» What the task requires
Quote each record exactly, please, leaving none out.

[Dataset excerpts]
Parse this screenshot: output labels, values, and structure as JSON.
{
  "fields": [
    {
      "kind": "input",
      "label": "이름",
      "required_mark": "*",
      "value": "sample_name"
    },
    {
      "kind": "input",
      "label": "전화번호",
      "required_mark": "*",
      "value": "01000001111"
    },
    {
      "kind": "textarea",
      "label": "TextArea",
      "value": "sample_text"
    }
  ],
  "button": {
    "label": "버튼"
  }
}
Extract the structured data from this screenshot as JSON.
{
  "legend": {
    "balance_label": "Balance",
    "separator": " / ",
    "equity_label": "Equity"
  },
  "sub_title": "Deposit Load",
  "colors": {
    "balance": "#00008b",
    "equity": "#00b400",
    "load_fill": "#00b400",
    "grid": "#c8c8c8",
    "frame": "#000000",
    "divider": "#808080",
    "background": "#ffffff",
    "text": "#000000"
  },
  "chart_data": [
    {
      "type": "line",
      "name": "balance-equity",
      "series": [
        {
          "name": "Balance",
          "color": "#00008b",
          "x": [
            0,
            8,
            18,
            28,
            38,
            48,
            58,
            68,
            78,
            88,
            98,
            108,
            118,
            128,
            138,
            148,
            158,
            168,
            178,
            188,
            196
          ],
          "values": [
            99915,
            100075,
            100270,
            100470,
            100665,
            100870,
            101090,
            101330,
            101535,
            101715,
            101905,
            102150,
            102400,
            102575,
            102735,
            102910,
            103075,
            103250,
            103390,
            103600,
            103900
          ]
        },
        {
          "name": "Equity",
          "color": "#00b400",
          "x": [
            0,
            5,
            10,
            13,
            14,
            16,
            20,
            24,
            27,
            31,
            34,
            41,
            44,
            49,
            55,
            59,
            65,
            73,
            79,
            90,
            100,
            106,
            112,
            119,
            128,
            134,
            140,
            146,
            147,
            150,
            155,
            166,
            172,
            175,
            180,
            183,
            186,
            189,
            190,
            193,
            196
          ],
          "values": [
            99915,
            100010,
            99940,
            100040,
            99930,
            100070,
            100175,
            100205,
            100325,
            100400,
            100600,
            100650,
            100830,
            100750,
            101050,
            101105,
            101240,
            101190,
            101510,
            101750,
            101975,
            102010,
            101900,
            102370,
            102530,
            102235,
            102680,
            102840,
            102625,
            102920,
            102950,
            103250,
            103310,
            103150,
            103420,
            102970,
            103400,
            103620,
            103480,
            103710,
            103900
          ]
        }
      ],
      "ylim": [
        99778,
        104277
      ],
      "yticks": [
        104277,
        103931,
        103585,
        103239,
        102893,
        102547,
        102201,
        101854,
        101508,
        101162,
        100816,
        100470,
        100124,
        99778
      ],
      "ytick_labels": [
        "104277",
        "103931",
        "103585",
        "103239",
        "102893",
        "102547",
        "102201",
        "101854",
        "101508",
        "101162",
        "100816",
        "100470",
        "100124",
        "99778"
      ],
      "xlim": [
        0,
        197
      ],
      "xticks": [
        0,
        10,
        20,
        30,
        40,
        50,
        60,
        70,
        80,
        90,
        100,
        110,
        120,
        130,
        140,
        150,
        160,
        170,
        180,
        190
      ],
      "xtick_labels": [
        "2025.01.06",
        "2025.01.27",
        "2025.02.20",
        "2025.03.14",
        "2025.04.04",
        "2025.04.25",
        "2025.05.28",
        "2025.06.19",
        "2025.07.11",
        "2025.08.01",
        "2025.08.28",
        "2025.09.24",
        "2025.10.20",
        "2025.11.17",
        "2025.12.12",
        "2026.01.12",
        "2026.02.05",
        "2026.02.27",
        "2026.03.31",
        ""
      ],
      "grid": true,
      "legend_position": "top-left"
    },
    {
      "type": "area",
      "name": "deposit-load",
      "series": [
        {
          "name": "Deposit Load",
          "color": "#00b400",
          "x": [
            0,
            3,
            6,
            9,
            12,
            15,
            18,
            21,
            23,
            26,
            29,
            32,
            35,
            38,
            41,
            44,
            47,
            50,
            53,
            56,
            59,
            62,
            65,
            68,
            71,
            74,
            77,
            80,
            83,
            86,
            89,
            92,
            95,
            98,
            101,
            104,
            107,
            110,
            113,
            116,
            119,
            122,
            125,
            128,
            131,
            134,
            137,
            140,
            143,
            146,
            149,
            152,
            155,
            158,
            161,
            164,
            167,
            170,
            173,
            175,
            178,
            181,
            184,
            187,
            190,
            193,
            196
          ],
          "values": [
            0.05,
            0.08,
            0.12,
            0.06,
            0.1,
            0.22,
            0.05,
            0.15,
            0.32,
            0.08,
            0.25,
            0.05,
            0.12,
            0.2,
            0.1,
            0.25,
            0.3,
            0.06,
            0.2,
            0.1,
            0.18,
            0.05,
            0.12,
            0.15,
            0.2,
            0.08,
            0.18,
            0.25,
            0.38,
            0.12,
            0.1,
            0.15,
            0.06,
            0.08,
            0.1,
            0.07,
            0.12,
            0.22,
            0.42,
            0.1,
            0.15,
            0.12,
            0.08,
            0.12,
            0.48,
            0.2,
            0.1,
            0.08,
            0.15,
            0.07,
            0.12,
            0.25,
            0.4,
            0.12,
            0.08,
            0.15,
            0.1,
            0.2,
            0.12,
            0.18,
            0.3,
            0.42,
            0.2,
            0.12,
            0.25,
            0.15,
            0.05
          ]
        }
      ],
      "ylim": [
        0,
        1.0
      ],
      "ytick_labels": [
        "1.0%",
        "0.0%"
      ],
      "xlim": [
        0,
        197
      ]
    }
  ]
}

» Full response
Parse this screenshot: output labels, values, and structure as JSON.
{
  "fields": [
    {
      "kind": "input",
      "label": "이름",
      "required_mark": "*",
      "value": "sample_name"
    },
    {
      "kind": "input",
      "label": "전화번호",
      "required_mark": "*",
      "value": "01000001111"
    },
    {
      "kind": "textarea",
      "label": "TextArea",
      "value": "sample_text"
    }
  ],
  "button": {
    "label": "버튼"
  }
}
Extract the structured data from this screenshot as JSON.
{
  "legend": {
    "balance_label": "Balance",
    "separator": " / ",
    "equity_label": "Equity"
  },
  "sub_title": "Deposit Load",
  "colors": {
    "balance": "#00008b",
    "equity": "#00b400",
    "load_fill": "#00b400",
    "grid": "#c8c8c8",
    "frame": "#000000",
    "divider": "#808080",
    "background": "#ffffff",
    "text": "#000000"
  },
  "chart_data": [
    {
      "type": "line",
      "name": "balance-equity",
      "series": [
        {
          "name": "Balance",
          "color": "#00008b",
          "x": [
            0,
            8,
            18,
            28,
            38,
            48,
            58,
            68,
            78,
            88,
            98,
            108,
            118,
            128,
            138,
            148,
            158,
            168,
            178,
            188,
            196
          ],
          "values": [
            99915,
            100075,
            100270,
            100470,
            100665,
            100870,
            101090,
            101330,
            101535,
            101715,
            101905,
            102150,
            102400,
            102575,
            102735,
            102910,
            103075,
            103250,
            103390,
            103600,
            103900
          ]
        },
        {
          "name": "Equity",
          "color": "#00b400",
          "x": [
            0,
            5,
            10,
            13,
            14,
            16,
            20,
            24,
            27,
            31,
            34,
            41,
            44,
            49,
            55,
            59,
            65,
            73,
            79,
            90,
            100,
            106,
            112,
            119,
            128,
            134,
            140,
            146,
            147,
            150,
            155,
            166,
            172,
            175,
            180,
            183,
            186,
            189,
            190,
            193,
            196
          ],
          "values": [
            99915,
            100010,
            99940,
            100040,
            99930,
            100070,
            100175,
            100205,
            100325,
            100400,
            100600,
            100650,
            100830,
            100750,
            101050,
            101105,
            101240,
            101190,
            101510,
            101750,
            101975,
            102010,
            101900,
            102370,
            102530,
            102235,
            102680,
            102840,
            102625,
            102920,
            102950,
            103250,
            103310,
            103150,
            103420,
            102970,
            103400,
            103620,
            103480,
            103710,
            103900
          ]
        }
      ],
      "ylim": [
        99778,
        104277
      ],
      "yticks": [
        104277,
        103931,
        103585,
        103239,
        102893,
        102547,
        102201,
        101854,
        101508,
        101162,
        100816,
        100470,
        100124,
        99778
      ],
      "ytick_labels": [
        "104277",
        "103931",
        "103585",
        "103239",
        "102893",
        "102547",
        "102201",
        "101854",
        "101508",
        "101162",
        "100816",
        "100470",
        "100124",
        "99778"
      ],
      "xlim": [
        0,
        197
      ],
      "xticks": [
        0,
        10,
        20,
        30,
        40,
        50,
        60,
        70,
        80,
        90,
        100,
        110,
        120,
        130,
        140,
        150,
        160,
        170,
        180,
        190
      ],
      "xtick_labels": [
        "2025.01.06",
        "2025.01.27",
        "2025.02.20",
        "2025.03.14",
        "2025.04.04",
        "2025.04.25",
        "2025.05.28",
        "2025.06.19",
        "2025.07.11",
        "2025.08.01",
        "2025.08.28",
        "2025.09.24",
        "2025.10.20",
        "2025.11.17",
        "2025.12.12",
        "2026.01.12",
        "2026.02.05",
        "2026.02.27",
        "2026.03.31",
        ""
      ],
      "grid": true,
      "legend_position": "top-left"
    },
    {
      "type": "area",
      "name": "deposit-load",
      "series": [
        {
          "name": "Deposit Load",
          "color": "#00b400",
          "x": [
            0,
            3,
            6,
            9,
            12,
            15,
            18,
            21,
            23,
            26,
            29,
            32,
            35,
            38,
            41,
            44,
            47,
            50,
            53,
            56,
            59,
            62,
            65,
            68,
            71,
            74,
            77,
            80,
            83,
            86,
            89,
            92,
            95,
            98,
            101,
            104,
            107,
            110,
            113,
            116,
            119,
            122,
            125,
            128,
            131,
            134,
            137,
            140,
            143,
            146,
            149,
            152,
            155,
            158,
            161,
            164,
            167,
            170,
            173,
            175,
            178,
            181,
            184,
            187,
            190,
            193,
            196
          ],
          "values": [
            0.05,
            0.08,
            0.12,
            0.06,
            0.1,
            0.22,
            0.05,
            0.15,
            0.32,
            0.08,
            0.25,
            0.05,
            0.12,
            0.2,
            0.1,
            0.25,
            0.3,
            0.06,
            0.2,
            0.1,
            0.18,
            0.05,
            0.12,
            0.15,
            0.2,
            0.08,
            0.18,
            0.25,
            0.38,
            0.12,
            0.1,
            0.15,
            0.06,
            0.08,
            0.1,
            0.07,
            0.12,
            0.22,
            0.42,
            0.1,
            0.15,
            0.12,
            0.08,
            0.12,
            0.48,
            0.2,
            0.1,
            0.08,
            0.15,
            0.07,
            0.12,
            0.25,
            0.4,
            0.12,
            0.08,
            0.15,
            0.1,
            0.2,
            0.12,
            0.18,
            0.3,
            0.42,
            0.2,
            0.12,
            0.25,
            0.15,
            0.05
          ]
        }
      ],
      "ylim": [
        0,
        1.0
      ],
      "ytick_labels": [
        "1.0%",
        "0.0%"
      ],
      "xlim": [
        0,
        197
      ]
    }
  ]
}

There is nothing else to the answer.